[Start]
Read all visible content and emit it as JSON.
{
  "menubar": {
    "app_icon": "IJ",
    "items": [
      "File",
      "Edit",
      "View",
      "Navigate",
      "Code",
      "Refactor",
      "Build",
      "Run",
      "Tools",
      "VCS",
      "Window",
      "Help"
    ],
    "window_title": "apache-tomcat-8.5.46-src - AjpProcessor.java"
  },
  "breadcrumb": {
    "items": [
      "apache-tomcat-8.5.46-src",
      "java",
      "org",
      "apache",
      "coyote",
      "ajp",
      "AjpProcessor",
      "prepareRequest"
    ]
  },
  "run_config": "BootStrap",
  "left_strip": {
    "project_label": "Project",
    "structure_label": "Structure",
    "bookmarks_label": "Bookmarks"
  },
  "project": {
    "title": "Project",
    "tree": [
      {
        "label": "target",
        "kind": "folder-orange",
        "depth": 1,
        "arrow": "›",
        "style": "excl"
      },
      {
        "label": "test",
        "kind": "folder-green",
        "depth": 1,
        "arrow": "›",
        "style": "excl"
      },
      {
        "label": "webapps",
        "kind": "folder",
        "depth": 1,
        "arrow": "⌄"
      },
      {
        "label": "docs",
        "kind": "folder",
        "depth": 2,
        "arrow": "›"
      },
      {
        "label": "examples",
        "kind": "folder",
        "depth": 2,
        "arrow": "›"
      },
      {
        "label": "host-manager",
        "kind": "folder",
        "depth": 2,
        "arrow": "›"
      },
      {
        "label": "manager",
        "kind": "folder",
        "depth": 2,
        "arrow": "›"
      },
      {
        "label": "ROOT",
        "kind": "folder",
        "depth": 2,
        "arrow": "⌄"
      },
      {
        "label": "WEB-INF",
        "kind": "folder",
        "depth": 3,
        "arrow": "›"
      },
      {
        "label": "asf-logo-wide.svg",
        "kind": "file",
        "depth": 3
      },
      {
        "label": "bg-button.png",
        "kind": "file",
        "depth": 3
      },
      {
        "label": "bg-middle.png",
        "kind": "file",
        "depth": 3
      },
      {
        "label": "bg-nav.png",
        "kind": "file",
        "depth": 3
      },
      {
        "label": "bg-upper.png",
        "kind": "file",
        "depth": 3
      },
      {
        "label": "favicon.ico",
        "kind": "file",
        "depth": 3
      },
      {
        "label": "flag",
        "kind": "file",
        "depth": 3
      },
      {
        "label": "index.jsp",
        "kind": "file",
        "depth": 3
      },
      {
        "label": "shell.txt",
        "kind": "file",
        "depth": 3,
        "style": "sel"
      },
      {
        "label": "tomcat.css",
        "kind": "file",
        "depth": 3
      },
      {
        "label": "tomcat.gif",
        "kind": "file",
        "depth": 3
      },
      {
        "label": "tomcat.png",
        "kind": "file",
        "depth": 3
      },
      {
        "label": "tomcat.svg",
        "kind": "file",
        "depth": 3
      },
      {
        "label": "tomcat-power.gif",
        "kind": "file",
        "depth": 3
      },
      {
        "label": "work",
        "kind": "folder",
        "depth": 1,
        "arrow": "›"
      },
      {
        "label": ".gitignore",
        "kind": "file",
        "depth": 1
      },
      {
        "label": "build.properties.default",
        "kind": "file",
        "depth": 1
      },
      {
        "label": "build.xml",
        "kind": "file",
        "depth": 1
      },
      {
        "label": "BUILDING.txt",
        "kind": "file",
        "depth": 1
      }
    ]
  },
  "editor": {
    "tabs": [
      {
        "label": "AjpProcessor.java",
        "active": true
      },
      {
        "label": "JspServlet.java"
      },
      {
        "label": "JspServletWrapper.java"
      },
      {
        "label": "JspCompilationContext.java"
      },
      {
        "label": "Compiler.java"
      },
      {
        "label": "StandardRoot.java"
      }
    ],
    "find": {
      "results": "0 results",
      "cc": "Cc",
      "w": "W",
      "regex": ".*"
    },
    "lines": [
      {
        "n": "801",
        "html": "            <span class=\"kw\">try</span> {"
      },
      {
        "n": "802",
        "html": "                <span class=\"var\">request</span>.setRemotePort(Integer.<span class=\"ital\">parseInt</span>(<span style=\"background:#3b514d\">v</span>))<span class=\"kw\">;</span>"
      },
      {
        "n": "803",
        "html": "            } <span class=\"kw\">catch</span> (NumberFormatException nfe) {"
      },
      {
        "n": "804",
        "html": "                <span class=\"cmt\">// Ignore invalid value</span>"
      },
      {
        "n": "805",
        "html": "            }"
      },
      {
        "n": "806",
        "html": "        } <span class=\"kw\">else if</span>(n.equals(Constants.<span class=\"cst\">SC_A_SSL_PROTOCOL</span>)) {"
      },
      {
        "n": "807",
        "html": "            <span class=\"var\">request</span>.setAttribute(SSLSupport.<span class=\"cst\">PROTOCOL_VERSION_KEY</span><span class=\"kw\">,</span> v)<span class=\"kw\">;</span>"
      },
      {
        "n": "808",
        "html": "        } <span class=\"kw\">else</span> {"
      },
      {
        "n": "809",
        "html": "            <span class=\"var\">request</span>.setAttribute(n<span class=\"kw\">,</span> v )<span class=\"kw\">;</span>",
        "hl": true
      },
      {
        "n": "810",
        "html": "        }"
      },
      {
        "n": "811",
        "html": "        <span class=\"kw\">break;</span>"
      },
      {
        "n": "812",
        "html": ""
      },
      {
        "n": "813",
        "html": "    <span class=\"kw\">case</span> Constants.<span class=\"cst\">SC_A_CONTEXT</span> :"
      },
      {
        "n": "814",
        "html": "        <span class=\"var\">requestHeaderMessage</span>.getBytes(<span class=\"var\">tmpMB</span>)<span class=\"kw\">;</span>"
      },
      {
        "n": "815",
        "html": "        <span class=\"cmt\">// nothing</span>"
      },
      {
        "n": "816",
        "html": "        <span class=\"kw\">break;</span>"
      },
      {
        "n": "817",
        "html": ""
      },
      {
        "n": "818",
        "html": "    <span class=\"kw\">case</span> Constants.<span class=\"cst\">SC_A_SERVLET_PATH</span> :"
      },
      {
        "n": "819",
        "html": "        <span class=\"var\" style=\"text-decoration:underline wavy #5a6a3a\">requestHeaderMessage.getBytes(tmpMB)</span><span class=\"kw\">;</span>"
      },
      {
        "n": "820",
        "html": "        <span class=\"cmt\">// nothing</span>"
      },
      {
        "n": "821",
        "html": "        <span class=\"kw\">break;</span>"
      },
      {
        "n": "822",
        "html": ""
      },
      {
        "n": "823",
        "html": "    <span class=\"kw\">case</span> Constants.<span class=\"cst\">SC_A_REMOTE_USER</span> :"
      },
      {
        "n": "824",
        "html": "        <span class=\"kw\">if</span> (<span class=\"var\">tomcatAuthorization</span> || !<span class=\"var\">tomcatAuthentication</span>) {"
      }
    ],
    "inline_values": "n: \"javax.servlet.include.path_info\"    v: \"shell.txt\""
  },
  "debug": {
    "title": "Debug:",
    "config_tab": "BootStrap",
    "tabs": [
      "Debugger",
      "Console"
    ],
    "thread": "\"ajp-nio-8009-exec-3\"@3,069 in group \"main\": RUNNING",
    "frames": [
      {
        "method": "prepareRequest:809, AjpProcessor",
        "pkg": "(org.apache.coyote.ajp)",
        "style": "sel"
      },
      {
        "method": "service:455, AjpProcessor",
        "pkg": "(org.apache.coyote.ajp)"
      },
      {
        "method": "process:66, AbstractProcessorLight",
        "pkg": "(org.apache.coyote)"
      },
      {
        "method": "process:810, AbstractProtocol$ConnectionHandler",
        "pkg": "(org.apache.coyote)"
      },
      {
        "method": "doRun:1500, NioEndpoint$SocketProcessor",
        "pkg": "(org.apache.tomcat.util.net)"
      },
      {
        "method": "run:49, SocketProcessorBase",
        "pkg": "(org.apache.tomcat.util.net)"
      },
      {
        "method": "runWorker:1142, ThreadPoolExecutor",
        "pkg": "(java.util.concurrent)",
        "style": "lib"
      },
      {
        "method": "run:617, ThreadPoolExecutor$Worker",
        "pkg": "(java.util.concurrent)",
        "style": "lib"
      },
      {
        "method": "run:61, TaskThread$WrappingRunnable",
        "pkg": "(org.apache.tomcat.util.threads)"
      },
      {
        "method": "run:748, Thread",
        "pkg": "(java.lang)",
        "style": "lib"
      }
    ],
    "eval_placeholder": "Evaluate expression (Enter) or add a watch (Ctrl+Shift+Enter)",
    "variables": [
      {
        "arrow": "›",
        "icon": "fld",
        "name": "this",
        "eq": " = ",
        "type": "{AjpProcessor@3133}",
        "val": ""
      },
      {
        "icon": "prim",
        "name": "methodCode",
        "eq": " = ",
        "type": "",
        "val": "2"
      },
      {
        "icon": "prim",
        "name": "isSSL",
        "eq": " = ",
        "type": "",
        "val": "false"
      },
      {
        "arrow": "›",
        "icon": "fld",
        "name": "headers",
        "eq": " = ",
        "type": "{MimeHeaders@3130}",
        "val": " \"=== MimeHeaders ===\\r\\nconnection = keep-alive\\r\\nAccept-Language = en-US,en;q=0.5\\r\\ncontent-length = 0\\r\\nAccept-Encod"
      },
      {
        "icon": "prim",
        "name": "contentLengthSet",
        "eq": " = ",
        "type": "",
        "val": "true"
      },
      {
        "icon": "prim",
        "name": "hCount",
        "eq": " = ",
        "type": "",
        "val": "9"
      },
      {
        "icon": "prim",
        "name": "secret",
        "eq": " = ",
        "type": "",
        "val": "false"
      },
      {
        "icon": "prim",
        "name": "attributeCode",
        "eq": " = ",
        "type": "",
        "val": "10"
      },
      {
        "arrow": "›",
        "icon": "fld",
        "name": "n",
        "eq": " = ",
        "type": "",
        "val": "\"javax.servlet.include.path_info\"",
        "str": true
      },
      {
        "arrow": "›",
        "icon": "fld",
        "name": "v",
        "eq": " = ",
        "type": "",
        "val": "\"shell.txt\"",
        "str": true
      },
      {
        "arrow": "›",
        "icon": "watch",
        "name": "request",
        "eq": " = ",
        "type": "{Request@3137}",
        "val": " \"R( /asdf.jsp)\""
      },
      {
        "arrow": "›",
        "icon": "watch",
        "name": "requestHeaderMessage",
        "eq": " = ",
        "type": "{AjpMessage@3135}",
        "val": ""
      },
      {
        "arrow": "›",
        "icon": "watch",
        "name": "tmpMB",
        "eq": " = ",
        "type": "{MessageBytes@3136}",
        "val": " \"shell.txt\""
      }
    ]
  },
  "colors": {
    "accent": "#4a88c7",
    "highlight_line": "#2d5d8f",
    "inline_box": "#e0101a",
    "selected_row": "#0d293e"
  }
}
[End]
Exercise brief: Show each line of the listing that holds the string "setAttribute".

Solution to this problem:
        "html": "            <span class=\"var\">request</span>.setAttribute(SSLSupport.<span class=\"cst\">PROTOCOL_VERSION_KEY</span><span class=\"kw\">,</span> v)<span class=\"kw\">;</span>"
        "html": "            <span class=\"var\">request</span>.setAttribute(n<span class=\"kw\">,</span> v )<span class=\"kw\">;</span>",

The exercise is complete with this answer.